• PROVIDED MATERIAL:
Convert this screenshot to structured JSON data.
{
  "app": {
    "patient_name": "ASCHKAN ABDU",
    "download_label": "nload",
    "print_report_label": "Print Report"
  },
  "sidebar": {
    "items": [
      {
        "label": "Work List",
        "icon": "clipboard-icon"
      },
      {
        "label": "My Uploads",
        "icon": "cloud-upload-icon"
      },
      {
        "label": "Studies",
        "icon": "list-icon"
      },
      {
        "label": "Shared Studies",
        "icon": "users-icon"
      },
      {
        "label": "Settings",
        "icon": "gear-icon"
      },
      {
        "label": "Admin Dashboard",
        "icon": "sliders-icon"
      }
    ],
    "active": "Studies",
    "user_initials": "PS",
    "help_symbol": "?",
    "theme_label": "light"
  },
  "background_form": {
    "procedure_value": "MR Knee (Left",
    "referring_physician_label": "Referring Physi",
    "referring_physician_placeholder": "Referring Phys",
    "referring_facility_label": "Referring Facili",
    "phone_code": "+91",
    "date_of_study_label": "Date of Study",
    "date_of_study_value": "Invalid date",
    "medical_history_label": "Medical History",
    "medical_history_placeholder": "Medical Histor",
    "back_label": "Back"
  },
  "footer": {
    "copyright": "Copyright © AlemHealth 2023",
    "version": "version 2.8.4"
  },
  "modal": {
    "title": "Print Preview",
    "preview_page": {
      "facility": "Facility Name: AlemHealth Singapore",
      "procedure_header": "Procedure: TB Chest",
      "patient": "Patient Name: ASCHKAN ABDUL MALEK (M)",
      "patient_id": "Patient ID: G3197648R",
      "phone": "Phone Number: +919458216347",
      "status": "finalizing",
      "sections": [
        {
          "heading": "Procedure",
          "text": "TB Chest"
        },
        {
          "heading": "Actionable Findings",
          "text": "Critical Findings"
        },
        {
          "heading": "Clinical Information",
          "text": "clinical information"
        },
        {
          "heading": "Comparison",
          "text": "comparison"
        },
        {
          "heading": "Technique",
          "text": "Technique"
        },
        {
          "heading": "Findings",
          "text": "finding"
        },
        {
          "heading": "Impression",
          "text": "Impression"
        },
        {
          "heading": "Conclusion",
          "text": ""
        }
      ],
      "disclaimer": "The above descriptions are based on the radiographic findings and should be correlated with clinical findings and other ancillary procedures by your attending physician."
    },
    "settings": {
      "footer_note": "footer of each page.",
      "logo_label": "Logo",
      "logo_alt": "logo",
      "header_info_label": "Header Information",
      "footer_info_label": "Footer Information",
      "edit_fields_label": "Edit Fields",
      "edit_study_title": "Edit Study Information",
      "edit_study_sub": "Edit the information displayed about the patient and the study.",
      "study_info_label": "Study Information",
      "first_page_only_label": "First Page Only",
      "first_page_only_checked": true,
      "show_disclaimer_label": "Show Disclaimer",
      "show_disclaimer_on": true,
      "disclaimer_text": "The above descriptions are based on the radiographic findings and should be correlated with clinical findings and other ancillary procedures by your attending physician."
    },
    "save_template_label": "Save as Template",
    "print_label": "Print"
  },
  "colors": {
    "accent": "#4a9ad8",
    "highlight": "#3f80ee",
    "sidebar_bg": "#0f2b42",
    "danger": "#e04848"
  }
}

• WORK TO DO:
Return each line of the data exactly as written above.

• RESULT FOR THIS EXERCISE:
Convert this screenshot to structured JSON data.
{
  "app": {
    "patient_name": "ASCHKAN ABDU",
    "download_label": "nload",
    "print_report_label": "Print Report"
  },
  "sidebar": {
    "items": [
      {
        "label": "Work List",
        "icon": "clipboard-icon"
      },
      {
        "label": "My Uploads",
        "icon": "cloud-upload-icon"
      },
      {
        "label": "Studies",
        "icon": "list-icon"
      },
      {
        "label": "Shared Studies",
        "icon": "users-icon"
      },
      {
        "label": "Settings",
        "icon": "gear-icon"
      },
      {
        "label": "Admin Dashboard",
        "icon": "sliders-icon"
      }
    ],
    "active": "Studies",
    "user_initials": "PS",
    "help_symbol": "?",
    "theme_label": "light"
  },
  "background_form": {
    "procedure_value": "MR Knee (Left",
    "referring_physician_label": "Referring Physi",
    "referring_physician_placeholder": "Referring Phys",
    "referring_facility_label": "Referring Facili",
    "phone_code": "+91",
    "date_of_study_label": "Date of Study",
    "date_of_study_value": "Invalid date",
    "medical_history_label": "Medical History",
    "medical_history_placeholder": "Medical Histor",
    "back_label": "Back"
  },
  "footer": {
    "copyright": "Copyright © AlemHealth 2023",
    "version": "version 2.8.4"
  },
  "modal": {
    "title": "Print Preview",
    "preview_page": {
      "facility": "Facility Name: AlemHealth Singapore",
      "procedure_header": "Procedure: TB Chest",
      "patient": "Patient Name: ASCHKAN ABDUL MALEK (M)",
      "patient_id": "Patient ID: G3197648R",
      "phone": "Phone Number: +919458216347",
      "status": "finalizing",
      "sections": [
        {
          "heading": "Procedure",
          "text": "TB Chest"
        },
        {
          "heading": "Actionable Findings",
          "text": "Critical Findings"
        },
        {
          "heading": "Clinical Information",
          "text": "clinical information"
        },
        {
          "heading": "Comparison",
          "text": "comparison"
        },
        {
          "heading": "Technique",
          "text": "Technique"
        },
        {
          "heading": "Findings",
          "text": "finding"
        },
        {
          "heading": "Impression",
          "text": "Impression"
        },
        {
          "heading": "Conclusion",
          "text": ""
        }
      ],
      "disclaimer": "The above descriptions are based on the radiographic findings and should be correlated with clinical findings and other ancillary procedures by your attending physician."
    },
    "settings": {
      "footer_note": "footer of each page.",
      "logo_label": "Logo",
      "logo_alt": "logo",
      "header_info_label": "Header Information",
      "footer_info_label": "Footer Information",
      "edit_fields_label": "Edit Fields",
      "edit_study_title": "Edit Study Information",
      "edit_study_sub": "Edit the information displayed about the patient and the study.",
      "study_info_label": "Study Information",
      "first_page_only_label": "First Page Only",
      "first_page_only_checked": true,
      "show_disclaimer_label": "Show Disclaimer",
      "show_disclaimer_on": true,
      "disclaimer_text": "The above descriptions are based on the radiographic findings and should be correlated with clinical findings and other ancillary procedures by your attending physician."
    },
    "save_template_label": "Save as Template",
    "print_label": "Print"
  },
  "colors": {
    "accent": "#4a9ad8",
    "highlight": "#3f80ee",
    "sidebar_bg": "#0f2b42",
    "danger": "#e04848"
  }
}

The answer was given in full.